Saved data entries
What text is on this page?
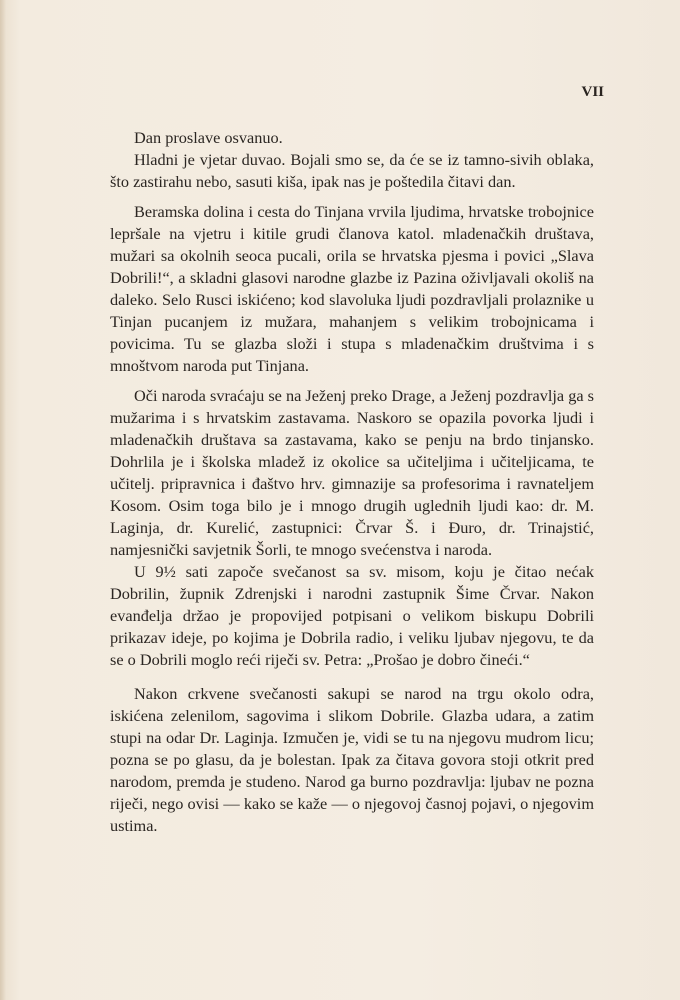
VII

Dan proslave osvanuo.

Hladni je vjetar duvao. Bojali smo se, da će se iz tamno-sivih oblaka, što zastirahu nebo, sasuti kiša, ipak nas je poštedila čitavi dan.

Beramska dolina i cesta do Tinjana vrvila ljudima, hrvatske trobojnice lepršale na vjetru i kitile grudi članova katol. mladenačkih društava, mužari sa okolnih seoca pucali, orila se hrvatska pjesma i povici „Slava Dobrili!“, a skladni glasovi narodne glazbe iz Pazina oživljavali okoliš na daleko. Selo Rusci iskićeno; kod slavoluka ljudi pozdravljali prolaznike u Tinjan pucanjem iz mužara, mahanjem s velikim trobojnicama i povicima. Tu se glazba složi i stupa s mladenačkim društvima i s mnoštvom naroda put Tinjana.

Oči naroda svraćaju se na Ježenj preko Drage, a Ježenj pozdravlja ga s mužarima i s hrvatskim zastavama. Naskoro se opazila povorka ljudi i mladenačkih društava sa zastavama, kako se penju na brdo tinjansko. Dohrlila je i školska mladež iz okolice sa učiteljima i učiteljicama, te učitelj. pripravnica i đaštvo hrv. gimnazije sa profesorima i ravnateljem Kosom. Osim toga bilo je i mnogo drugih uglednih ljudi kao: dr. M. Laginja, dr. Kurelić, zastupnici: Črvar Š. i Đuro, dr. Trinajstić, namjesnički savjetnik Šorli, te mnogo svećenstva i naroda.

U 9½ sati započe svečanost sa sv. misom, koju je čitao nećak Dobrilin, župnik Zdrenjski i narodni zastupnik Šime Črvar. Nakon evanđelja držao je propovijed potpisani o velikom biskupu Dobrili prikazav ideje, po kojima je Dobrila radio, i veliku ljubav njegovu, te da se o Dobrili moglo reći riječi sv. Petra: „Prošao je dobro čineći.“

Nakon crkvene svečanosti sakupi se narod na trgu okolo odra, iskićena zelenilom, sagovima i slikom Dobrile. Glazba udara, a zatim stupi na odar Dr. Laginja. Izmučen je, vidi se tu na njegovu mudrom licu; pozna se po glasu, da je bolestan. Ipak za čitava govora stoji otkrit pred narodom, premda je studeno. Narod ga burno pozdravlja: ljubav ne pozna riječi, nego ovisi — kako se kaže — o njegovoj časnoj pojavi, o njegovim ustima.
---
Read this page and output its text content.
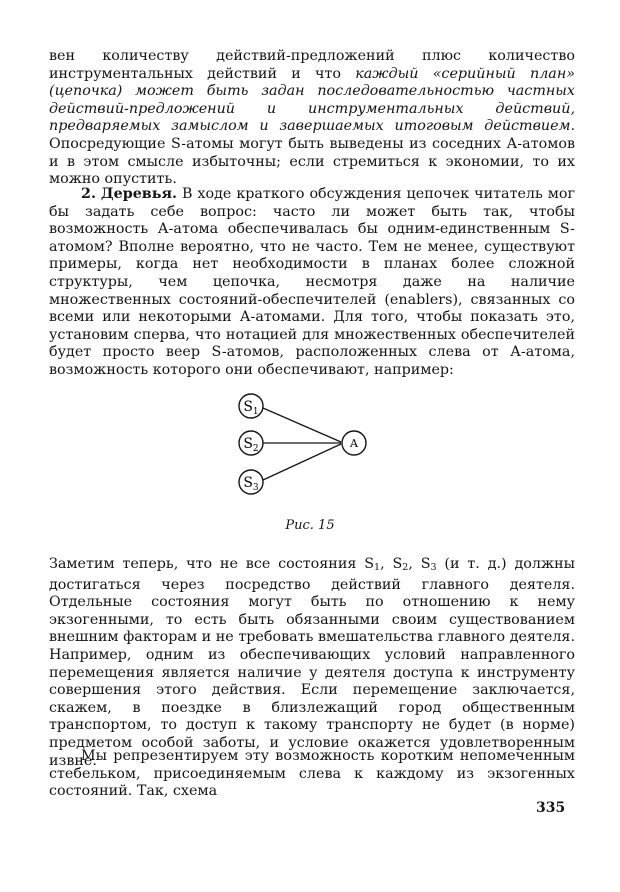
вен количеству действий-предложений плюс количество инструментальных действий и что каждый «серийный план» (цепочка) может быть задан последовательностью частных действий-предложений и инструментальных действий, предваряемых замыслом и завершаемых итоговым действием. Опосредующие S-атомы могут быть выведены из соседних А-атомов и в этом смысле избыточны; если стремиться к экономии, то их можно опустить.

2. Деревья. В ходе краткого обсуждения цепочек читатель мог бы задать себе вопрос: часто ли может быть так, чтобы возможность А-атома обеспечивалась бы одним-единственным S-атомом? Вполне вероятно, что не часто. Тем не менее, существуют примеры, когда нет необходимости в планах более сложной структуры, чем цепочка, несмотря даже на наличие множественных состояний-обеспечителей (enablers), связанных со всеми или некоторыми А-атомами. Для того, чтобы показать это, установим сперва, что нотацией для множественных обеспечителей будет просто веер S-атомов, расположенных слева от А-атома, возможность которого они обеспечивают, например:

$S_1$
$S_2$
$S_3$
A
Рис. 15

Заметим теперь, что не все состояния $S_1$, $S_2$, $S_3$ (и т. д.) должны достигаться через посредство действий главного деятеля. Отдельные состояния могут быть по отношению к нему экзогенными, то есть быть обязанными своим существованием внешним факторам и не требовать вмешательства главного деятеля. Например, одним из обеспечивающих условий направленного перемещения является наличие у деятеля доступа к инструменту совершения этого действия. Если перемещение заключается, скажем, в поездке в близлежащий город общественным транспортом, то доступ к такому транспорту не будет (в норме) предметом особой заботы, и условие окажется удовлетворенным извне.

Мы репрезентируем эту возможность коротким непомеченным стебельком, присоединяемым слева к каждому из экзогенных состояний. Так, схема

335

Exercise requirements
From the records above, pull out every line containing the word "this".

The completed task
What text is on this page?
Read this page and output its text content.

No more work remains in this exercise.